Dataset entries
:::::
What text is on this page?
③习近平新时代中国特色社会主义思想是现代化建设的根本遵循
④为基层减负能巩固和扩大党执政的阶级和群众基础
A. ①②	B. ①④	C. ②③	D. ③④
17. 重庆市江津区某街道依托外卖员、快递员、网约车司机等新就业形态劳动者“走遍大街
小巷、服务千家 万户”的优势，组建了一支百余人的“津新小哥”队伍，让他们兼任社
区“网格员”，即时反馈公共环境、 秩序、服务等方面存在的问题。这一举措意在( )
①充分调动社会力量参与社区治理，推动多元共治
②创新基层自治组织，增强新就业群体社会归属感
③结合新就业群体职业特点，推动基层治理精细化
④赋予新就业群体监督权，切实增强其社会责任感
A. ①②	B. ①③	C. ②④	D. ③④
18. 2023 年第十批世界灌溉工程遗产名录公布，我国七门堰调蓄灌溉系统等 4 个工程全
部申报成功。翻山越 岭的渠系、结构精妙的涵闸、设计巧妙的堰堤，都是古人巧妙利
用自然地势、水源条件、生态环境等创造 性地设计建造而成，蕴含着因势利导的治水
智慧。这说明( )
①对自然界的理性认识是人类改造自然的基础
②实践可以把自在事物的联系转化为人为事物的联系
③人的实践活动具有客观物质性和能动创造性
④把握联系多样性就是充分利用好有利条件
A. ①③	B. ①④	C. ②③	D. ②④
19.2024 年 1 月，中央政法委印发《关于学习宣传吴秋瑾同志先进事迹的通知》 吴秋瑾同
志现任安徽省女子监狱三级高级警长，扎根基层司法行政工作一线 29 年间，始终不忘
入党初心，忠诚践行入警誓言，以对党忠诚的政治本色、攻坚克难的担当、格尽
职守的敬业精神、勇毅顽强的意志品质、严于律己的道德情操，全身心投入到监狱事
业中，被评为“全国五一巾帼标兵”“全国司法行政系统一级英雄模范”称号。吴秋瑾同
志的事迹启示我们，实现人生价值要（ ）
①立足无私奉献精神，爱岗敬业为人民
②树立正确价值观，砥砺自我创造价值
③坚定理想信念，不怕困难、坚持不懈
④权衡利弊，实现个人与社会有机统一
:::::
• **Description of the task**
Reproduce all the data word for word.

• **Answer to the task**
What text is on this page?
③习近平新时代中国特色社会主义思想是现代化建设的根本遵循
④为基层减负能巩固和扩大党执政的阶级和群众基础
A. ①②	B. ①④	C. ②③	D. ③④
17. 重庆市江津区某街道依托外卖员、快递员、网约车司机等新就业形态劳动者“走遍大街
小巷、服务千家 万户”的优势，组建了一支百余人的“津新小哥”队伍，让他们兼任社
区“网格员”，即时反馈公共环境、 秩序、服务等方面存在的问题。这一举措意在( )
①充分调动社会力量参与社区治理，推动多元共治
②创新基层自治组织，增强新就业群体社会归属感
③结合新就业群体职业特点，推动基层治理精细化
④赋予新就业群体监督权，切实增强其社会责任感
A. ①②	B. ①③	C. ②④	D. ③④
18. 2023 年第十批世界灌溉工程遗产名录公布，我国七门堰调蓄灌溉系统等 4 个工程全
部申报成功。翻山越 岭的渠系、结构精妙的涵闸、设计巧妙的堰堤，都是古人巧妙利
用自然地势、水源条件、生态环境等创造 性地设计建造而成，蕴含着因势利导的治水
智慧。这说明( )
①对自然界的理性认识是人类改造自然的基础
②实践可以把自在事物的联系转化为人为事物的联系
③人的实践活动具有客观物质性和能动创造性
④把握联系多样性就是充分利用好有利条件
A. ①③	B. ①④	C. ②③	D. ②④
19.2024 年 1 月，中央政法委印发《关于学习宣传吴秋瑾同志先进事迹的通知》 吴秋瑾同
志现任安徽省女子监狱三级高级警长，扎根基层司法行政工作一线 29 年间，始终不忘
入党初心，忠诚践行入警誓言，以对党忠诚的政治本色、攻坚克难的担当、格尽
职守的敬业精神、勇毅顽强的意志品质、严于律己的道德情操，全身心投入到监狱事
业中，被评为“全国五一巾帼标兵”“全国司法行政系统一级英雄模范”称号。吴秋瑾同
志的事迹启示我们，实现人生价值要（ ）
①立足无私奉献精神，爱岗敬业为人民
②树立正确价值观，砥砺自我创造价值
③坚定理想信念，不怕困难、坚持不懈
④权衡利弊，实现个人与社会有机统一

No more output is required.